* _Given records_
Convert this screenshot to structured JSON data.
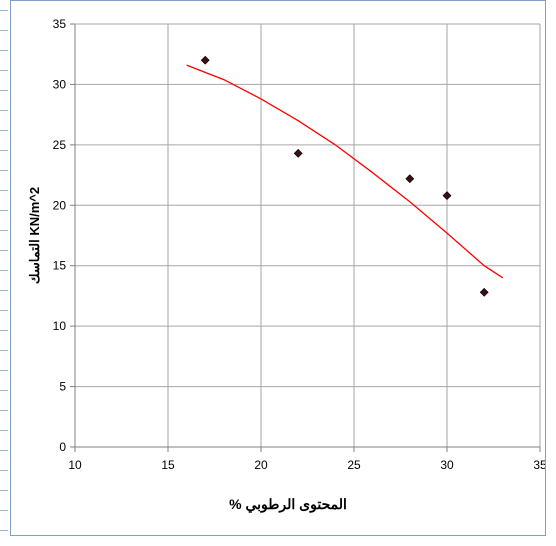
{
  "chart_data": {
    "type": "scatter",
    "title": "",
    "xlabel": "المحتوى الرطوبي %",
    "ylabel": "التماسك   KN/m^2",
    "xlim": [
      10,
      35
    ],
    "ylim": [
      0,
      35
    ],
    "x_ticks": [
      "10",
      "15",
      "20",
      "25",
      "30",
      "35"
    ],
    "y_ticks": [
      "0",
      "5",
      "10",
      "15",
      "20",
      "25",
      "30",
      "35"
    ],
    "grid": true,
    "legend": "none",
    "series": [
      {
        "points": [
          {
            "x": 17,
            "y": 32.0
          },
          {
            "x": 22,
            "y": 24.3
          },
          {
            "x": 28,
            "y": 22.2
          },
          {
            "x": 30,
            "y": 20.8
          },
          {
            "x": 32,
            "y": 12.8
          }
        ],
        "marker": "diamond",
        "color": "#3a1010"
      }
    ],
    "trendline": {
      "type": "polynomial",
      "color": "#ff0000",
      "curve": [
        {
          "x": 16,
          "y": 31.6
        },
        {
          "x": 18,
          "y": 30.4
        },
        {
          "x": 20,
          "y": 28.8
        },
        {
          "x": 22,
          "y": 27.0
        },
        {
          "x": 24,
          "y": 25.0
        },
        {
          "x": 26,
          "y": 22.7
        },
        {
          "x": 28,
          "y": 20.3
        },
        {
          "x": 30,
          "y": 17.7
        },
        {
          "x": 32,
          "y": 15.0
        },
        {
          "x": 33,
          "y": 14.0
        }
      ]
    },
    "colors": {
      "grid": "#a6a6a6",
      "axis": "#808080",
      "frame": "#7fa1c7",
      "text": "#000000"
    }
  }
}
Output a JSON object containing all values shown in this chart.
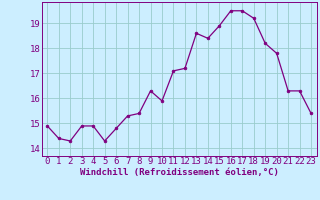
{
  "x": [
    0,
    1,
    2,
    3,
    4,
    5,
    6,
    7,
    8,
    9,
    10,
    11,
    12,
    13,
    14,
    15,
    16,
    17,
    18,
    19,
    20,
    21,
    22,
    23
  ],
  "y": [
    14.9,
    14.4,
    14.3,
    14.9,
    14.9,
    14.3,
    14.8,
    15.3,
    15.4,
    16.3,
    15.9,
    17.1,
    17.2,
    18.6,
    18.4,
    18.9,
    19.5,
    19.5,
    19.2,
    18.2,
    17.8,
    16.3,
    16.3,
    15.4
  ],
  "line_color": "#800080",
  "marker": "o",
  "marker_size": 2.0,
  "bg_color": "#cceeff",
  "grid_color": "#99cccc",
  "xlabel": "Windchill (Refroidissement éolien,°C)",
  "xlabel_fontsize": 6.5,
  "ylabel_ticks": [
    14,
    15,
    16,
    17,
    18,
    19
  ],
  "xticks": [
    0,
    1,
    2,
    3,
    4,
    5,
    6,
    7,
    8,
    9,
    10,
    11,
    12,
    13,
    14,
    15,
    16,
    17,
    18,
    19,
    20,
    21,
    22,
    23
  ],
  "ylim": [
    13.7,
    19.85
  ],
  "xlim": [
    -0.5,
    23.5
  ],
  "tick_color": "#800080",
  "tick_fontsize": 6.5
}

* _Written instruction_
Exactly reproduce the lines beginning at the one that contains "Output a JSON" and ending at the final line of the material, with the pictures left out.

* _Finished exercise_
Output a JSON object containing all values shown in this chart.
{
  "x": [
    0,
    1,
    2,
    3,
    4,
    5,
    6,
    7,
    8,
    9,
    10,
    11,
    12,
    13,
    14,
    15,
    16,
    17,
    18,
    19,
    20,
    21,
    22,
    23
  ],
  "y": [
    14.9,
    14.4,
    14.3,
    14.9,
    14.9,
    14.3,
    14.8,
    15.3,
    15.4,
    16.3,
    15.9,
    17.1,
    17.2,
    18.6,
    18.4,
    18.9,
    19.5,
    19.5,
    19.2,
    18.2,
    17.8,
    16.3,
    16.3,
    15.4
  ],
  "line_color": "#800080",
  "marker": "o",
  "marker_size": 2.0,
  "bg_color": "#cceeff",
  "grid_color": "#99cccc",
  "xlabel": "Windchill (Refroidissement éolien,°C)",
  "xlabel_fontsize": 6.5,
  "ylabel_ticks": [
    14,
    15,
    16,
    17,
    18,
    19
  ],
  "xticks": [
    0,
    1,
    2,
    3,
    4,
    5,
    6,
    7,
    8,
    9,
    10,
    11,
    12,
    13,
    14,
    15,
    16,
    17,
    18,
    19,
    20,
    21,
    22,
    23
  ],
  "ylim": [
    13.7,
    19.85
  ],
  "xlim": [
    -0.5,
    23.5
  ],
  "tick_color": "#800080",
  "tick_fontsize": 6.5
}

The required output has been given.